:: Required task ::
Your task is to repeat all of the material exactly.

--- Task data ---

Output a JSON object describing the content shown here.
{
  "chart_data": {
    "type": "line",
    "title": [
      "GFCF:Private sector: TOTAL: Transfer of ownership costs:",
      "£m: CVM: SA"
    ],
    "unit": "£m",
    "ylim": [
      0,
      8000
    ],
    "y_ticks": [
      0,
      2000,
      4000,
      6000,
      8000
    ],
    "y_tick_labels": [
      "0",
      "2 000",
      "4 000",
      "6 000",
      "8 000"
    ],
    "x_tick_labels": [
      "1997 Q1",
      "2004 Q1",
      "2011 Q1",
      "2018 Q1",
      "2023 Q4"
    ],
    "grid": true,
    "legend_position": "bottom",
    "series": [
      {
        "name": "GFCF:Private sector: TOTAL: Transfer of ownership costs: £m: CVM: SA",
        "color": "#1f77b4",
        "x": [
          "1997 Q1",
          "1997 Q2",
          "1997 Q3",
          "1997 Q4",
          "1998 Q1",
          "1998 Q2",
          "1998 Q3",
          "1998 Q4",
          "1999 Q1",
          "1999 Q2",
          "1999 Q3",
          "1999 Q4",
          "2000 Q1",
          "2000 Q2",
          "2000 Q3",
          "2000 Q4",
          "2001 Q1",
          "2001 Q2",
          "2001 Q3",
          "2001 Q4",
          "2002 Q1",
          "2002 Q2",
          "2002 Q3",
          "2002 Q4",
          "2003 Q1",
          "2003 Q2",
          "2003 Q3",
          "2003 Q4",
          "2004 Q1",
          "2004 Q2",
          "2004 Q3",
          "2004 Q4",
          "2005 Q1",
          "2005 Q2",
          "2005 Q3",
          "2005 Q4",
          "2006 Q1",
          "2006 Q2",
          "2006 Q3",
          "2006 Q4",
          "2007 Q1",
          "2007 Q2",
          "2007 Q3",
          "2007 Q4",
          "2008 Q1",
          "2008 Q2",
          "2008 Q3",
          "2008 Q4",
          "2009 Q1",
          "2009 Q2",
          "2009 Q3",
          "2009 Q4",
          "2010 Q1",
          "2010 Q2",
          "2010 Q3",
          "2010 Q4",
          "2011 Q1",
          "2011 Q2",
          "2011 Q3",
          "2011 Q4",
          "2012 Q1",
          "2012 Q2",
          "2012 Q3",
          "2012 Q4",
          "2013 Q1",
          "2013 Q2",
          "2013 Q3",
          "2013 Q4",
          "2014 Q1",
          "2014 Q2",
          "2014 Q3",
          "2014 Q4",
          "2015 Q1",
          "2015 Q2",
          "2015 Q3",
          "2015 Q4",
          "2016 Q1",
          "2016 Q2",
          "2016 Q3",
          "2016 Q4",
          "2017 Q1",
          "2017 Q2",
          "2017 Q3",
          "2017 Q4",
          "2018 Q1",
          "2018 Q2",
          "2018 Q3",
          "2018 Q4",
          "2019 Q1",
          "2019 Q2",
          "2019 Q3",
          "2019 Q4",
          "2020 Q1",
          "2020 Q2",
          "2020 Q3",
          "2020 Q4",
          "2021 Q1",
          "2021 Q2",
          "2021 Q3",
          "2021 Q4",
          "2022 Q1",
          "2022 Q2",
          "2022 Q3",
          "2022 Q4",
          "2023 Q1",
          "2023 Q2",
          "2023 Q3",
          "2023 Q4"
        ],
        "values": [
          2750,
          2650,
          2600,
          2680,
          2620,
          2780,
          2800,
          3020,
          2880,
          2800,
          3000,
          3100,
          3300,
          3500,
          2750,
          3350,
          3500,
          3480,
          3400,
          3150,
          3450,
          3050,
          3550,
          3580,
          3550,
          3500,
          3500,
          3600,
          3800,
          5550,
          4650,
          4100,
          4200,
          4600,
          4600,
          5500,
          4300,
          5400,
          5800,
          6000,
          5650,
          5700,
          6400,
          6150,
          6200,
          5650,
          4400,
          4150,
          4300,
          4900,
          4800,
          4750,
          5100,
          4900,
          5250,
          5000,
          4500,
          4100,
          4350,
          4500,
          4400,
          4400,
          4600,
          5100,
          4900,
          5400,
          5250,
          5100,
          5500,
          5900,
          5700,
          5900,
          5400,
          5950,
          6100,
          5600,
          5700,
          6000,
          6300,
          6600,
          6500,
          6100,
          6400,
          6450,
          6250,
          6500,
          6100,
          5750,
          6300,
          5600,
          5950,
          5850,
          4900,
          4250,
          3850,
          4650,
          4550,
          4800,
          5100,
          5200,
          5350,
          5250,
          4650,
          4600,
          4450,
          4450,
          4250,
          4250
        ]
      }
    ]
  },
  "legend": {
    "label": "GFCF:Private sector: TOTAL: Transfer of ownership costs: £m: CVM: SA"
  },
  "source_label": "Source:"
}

---

:: Written solution ::
Output a JSON object describing the content shown here.
{
  "chart_data": {
    "type": "line",
    "title": [
      "GFCF:Private sector: TOTAL: Transfer of ownership costs:",
      "£m: CVM: SA"
    ],
    "unit": "£m",
    "ylim": [
      0,
      8000
    ],
    "y_ticks": [
      0,
      2000,
      4000,
      6000,
      8000
    ],
    "y_tick_labels": [
      "0",
      "2 000",
      "4 000",
      "6 000",
      "8 000"
    ],
    "x_tick_labels": [
      "1997 Q1",
      "2004 Q1",
      "2011 Q1",
      "2018 Q1",
      "2023 Q4"
    ],
    "grid": true,
    "legend_position": "bottom",
    "series": [
      {
        "name": "GFCF:Private sector: TOTAL: Transfer of ownership costs: £m: CVM: SA",
        "color": "#1f77b4",
        "x": [
          "1997 Q1",
          "1997 Q2",
          "1997 Q3",
          "1997 Q4",
          "1998 Q1",
          "1998 Q2",
          "1998 Q3",
          "1998 Q4",
          "1999 Q1",
          "1999 Q2",
          "1999 Q3",
          "1999 Q4",
          "2000 Q1",
          "2000 Q2",
          "2000 Q3",
          "2000 Q4",
          "2001 Q1",
          "2001 Q2",
          "2001 Q3",
          "2001 Q4",
          "2002 Q1",
          "2002 Q2",
          "2002 Q3",
          "2002 Q4",
          "2003 Q1",
          "2003 Q2",
          "2003 Q3",
          "2003 Q4",
          "2004 Q1",
          "2004 Q2",
          "2004 Q3",
          "2004 Q4",
          "2005 Q1",
          "2005 Q2",
          "2005 Q3",
          "2005 Q4",
          "2006 Q1",
          "2006 Q2",
          "2006 Q3",
          "2006 Q4",
          "2007 Q1",
          "2007 Q2",
          "2007 Q3",
          "2007 Q4",
          "2008 Q1",
          "2008 Q2",
          "2008 Q3",
          "2008 Q4",
          "2009 Q1",
          "2009 Q2",
          "2009 Q3",
          "2009 Q4",
          "2010 Q1",
          "2010 Q2",
          "2010 Q3",
          "2010 Q4",
          "2011 Q1",
          "2011 Q2",
          "2011 Q3",
          "2011 Q4",
          "2012 Q1",
          "2012 Q2",
          "2012 Q3",
          "2012 Q4",
          "2013 Q1",
          "2013 Q2",
          "2013 Q3",
          "2013 Q4",
          "2014 Q1",
          "2014 Q2",
          "2014 Q3",
          "2014 Q4",
          "2015 Q1",
          "2015 Q2",
          "2015 Q3",
          "2015 Q4",
          "2016 Q1",
          "2016 Q2",
          "2016 Q3",
          "2016 Q4",
          "2017 Q1",
          "2017 Q2",
          "2017 Q3",
          "2017 Q4",
          "2018 Q1",
          "2018 Q2",
          "2018 Q3",
          "2018 Q4",
          "2019 Q1",
          "2019 Q2",
          "2019 Q3",
          "2019 Q4",
          "2020 Q1",
          "2020 Q2",
          "2020 Q3",
          "2020 Q4",
          "2021 Q1",
          "2021 Q2",
          "2021 Q3",
          "2021 Q4",
          "2022 Q1",
          "2022 Q2",
          "2022 Q3",
          "2022 Q4",
          "2023 Q1",
          "2023 Q2",
          "2023 Q3",
          "2023 Q4"
        ],
        "values": [
          2750,
          2650,
          2600,
          2680,
          2620,
          2780,
          2800,
          3020,
          2880,
          2800,
          3000,
          3100,
          3300,
          3500,
          2750,
          3350,
          3500,
          3480,
          3400,
          3150,
          3450,
          3050,
          3550,
          3580,
          3550,
          3500,
          3500,
          3600,
          3800,
          5550,
          4650,
          4100,
          4200,
          4600,
          4600,
          5500,
          4300,
          5400,
          5800,
          6000,
          5650,
          5700,
          6400,
          6150,
          6200,
          5650,
          4400,
          4150,
          4300,
          4900,
          4800,
          4750,
          5100,
          4900,
          5250,
          5000,
          4500,
          4100,
          4350,
          4500,
          4400,
          4400,
          4600,
          5100,
          4900,
          5400,
          5250,
          5100,
          5500,
          5900,
          5700,
          5900,
          5400,
          5950,
          6100,
          5600,
          5700,
          6000,
          6300,
          6600,
          6500,
          6100,
          6400,
          6450,
          6250,
          6500,
          6100,
          5750,
          6300,
          5600,
          5950,
          5850,
          4900,
          4250,
          3850,
          4650,
          4550,
          4800,
          5100,
          5200,
          5350,
          5250,
          4650,
          4600,
          4450,
          4450,
          4250,
          4250
        ]
      }
    ]
  },
  "legend": {
    "label": "GFCF:Private sector: TOTAL: Transfer of ownership costs: £m: CVM: SA"
  },
  "source_label": "Source:"
}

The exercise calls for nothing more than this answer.